::: Records

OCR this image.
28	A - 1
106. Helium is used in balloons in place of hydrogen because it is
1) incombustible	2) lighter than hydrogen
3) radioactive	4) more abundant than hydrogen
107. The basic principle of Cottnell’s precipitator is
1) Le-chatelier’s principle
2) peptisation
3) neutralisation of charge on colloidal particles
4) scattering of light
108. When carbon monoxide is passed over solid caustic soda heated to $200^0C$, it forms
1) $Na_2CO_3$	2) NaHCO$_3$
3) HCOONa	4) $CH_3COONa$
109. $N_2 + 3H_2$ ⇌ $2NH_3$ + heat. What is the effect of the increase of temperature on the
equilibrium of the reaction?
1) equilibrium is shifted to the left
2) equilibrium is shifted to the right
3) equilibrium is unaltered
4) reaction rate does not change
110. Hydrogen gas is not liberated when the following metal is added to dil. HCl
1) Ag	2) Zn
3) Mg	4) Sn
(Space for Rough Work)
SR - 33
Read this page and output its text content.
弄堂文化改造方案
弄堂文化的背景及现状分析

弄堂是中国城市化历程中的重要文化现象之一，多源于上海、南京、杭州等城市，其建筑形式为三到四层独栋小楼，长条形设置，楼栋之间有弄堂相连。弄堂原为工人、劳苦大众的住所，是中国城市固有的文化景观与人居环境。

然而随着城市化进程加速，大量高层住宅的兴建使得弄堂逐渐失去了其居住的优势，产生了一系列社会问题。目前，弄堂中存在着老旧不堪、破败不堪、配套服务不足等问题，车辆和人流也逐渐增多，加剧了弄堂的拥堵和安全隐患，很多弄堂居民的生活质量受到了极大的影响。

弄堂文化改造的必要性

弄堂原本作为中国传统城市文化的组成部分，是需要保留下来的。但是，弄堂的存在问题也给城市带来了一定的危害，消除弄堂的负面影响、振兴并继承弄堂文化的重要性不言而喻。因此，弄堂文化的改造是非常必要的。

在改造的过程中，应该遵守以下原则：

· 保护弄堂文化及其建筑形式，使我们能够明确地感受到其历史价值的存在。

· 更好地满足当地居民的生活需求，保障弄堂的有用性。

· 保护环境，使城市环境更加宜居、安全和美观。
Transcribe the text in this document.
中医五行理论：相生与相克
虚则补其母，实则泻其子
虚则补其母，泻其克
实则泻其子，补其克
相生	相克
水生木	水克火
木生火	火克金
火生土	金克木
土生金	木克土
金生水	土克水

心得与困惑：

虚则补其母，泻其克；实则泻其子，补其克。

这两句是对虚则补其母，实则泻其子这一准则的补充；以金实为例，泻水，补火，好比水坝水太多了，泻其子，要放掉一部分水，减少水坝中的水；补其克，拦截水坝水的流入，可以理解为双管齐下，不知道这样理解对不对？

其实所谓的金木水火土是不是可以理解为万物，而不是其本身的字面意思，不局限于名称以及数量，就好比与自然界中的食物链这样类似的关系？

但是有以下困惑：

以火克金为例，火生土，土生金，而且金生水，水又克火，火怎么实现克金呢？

::::::

Quote, word for word, every line starting at the one that contains "Transcribe the text in this document." and ending with the final line of the entries.

**Exercise answer**
Transcribe the text in this document.
中医五行理论：相生与相克
虚则补其母，实则泻其子
虚则补其母，泻其克
实则泻其子，补其克
相生	相克
水生木	水克火
木生火	火克金
火生土	金克木
土生金	木克土
金生水	土克水

心得与困惑：

虚则补其母，泻其克；实则泻其子，补其克。

这两句是对虚则补其母，实则泻其子这一准则的补充；以金实为例，泻水，补火，好比水坝水太多了，泻其子，要放掉一部分水，减少水坝中的水；补其克，拦截水坝水的流入，可以理解为双管齐下，不知道这样理解对不对？

其实所谓的金木水火土是不是可以理解为万物，而不是其本身的字面意思，不局限于名称以及数量，就好比与自然界中的食物链这样类似的关系？

但是有以下困惑：

以火克金为例，火生土，土生金，而且金生水，水又克火，火怎么实现克金呢？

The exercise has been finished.